▶ _Exercise requirements_: Collect each line of the records containing the string "Listen".

▶ _Extracted entries_:
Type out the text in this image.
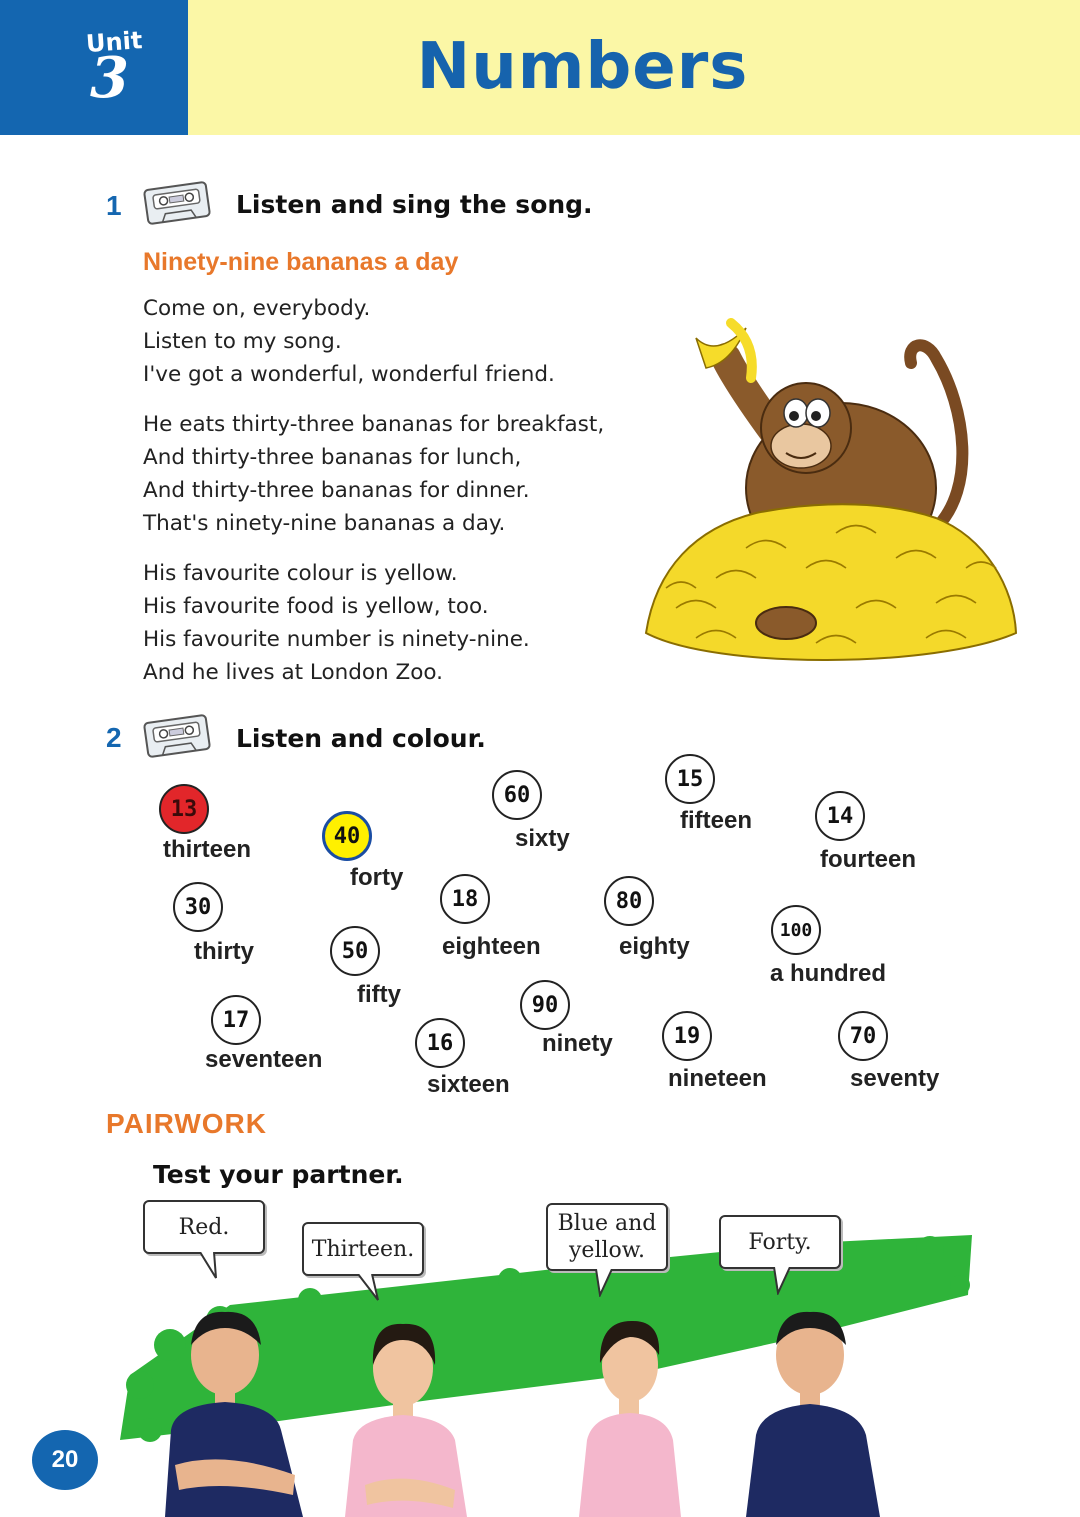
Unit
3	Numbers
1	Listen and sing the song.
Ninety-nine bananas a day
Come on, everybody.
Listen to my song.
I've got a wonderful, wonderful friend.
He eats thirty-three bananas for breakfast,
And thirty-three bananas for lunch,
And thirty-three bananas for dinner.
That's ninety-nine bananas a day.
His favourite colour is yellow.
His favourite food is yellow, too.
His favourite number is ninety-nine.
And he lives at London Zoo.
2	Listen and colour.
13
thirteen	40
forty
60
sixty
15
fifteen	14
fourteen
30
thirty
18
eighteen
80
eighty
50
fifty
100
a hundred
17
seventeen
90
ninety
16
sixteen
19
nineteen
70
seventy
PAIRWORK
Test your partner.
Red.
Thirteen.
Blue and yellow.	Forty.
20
---
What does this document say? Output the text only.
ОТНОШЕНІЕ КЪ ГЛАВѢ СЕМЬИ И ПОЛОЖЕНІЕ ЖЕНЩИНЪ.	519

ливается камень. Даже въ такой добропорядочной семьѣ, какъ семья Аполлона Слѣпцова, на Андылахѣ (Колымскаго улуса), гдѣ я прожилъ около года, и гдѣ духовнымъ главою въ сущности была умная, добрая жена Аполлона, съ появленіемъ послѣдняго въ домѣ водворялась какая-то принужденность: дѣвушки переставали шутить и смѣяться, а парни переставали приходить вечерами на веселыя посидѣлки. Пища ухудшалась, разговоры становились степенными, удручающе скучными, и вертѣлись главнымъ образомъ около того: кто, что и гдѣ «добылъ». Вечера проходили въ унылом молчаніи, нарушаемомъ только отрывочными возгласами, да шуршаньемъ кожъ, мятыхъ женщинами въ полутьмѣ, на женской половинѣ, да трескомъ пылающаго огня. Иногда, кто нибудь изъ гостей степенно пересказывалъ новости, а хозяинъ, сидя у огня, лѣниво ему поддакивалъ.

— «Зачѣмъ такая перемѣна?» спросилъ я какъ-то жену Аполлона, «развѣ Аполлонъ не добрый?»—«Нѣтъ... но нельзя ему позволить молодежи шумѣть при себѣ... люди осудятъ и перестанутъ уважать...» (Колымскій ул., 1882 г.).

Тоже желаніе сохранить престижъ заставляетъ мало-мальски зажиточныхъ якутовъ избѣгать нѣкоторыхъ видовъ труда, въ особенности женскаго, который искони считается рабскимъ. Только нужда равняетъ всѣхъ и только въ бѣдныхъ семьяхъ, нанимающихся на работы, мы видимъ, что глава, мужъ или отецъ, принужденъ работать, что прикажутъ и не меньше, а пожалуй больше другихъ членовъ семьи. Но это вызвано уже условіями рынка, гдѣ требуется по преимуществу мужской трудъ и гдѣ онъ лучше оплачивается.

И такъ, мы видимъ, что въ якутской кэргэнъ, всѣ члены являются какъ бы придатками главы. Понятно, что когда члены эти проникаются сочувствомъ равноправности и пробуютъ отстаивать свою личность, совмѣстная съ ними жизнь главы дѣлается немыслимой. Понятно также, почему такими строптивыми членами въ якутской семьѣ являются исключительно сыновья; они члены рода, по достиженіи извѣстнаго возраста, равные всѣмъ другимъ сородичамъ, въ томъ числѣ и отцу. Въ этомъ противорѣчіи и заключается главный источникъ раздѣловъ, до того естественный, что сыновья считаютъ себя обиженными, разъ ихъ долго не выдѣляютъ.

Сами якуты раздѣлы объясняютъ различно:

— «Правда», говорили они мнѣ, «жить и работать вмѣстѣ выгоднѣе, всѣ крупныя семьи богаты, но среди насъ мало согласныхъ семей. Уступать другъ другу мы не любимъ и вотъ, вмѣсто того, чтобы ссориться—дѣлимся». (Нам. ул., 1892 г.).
* * *
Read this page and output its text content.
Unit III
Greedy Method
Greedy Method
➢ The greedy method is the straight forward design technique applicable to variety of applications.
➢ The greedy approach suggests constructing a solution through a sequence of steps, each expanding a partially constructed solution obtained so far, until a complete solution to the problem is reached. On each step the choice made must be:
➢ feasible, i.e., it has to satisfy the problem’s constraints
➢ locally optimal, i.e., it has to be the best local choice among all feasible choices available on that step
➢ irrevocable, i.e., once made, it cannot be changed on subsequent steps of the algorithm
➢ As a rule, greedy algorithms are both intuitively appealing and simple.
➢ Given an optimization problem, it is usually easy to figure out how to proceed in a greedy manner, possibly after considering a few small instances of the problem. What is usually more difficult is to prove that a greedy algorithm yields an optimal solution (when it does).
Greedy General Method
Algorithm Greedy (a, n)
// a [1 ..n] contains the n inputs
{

▶ _Result of the task_:
1	Listen and sing the song.
Listen to my song.
2	Listen and colour.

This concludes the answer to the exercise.